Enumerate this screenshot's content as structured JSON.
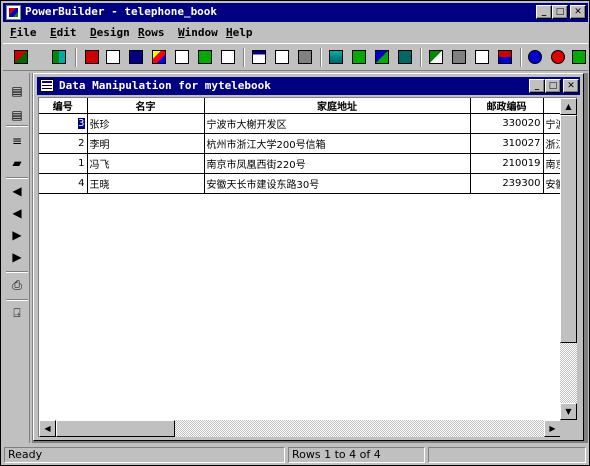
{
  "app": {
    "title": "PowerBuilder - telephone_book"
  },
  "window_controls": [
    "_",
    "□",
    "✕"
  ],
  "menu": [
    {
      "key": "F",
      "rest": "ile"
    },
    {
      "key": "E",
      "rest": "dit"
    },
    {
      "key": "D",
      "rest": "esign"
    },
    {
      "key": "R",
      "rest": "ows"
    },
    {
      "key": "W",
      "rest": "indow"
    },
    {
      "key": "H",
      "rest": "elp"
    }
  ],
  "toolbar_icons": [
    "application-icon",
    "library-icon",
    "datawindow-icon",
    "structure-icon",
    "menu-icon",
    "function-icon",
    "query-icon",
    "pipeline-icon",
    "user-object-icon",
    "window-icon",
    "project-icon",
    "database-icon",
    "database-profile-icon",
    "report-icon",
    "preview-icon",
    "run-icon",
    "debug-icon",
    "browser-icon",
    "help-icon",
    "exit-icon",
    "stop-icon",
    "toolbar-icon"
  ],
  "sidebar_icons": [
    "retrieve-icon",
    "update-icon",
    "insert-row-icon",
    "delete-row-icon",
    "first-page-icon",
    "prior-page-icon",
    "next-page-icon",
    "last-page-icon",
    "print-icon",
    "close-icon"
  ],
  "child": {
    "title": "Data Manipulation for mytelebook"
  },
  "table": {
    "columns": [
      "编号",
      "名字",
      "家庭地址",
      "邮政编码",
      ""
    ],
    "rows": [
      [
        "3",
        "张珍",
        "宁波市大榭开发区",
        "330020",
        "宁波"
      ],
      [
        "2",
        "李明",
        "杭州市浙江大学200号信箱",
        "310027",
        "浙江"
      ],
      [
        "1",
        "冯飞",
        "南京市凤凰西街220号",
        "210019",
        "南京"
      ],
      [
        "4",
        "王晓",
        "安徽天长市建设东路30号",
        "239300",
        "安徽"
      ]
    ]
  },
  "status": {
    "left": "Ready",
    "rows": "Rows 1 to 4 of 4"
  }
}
===============
EXERCISE DETAILS >> Report all lines of the data that include the word "database".

REPLY >>
    "database-icon",
    "database-profile-icon",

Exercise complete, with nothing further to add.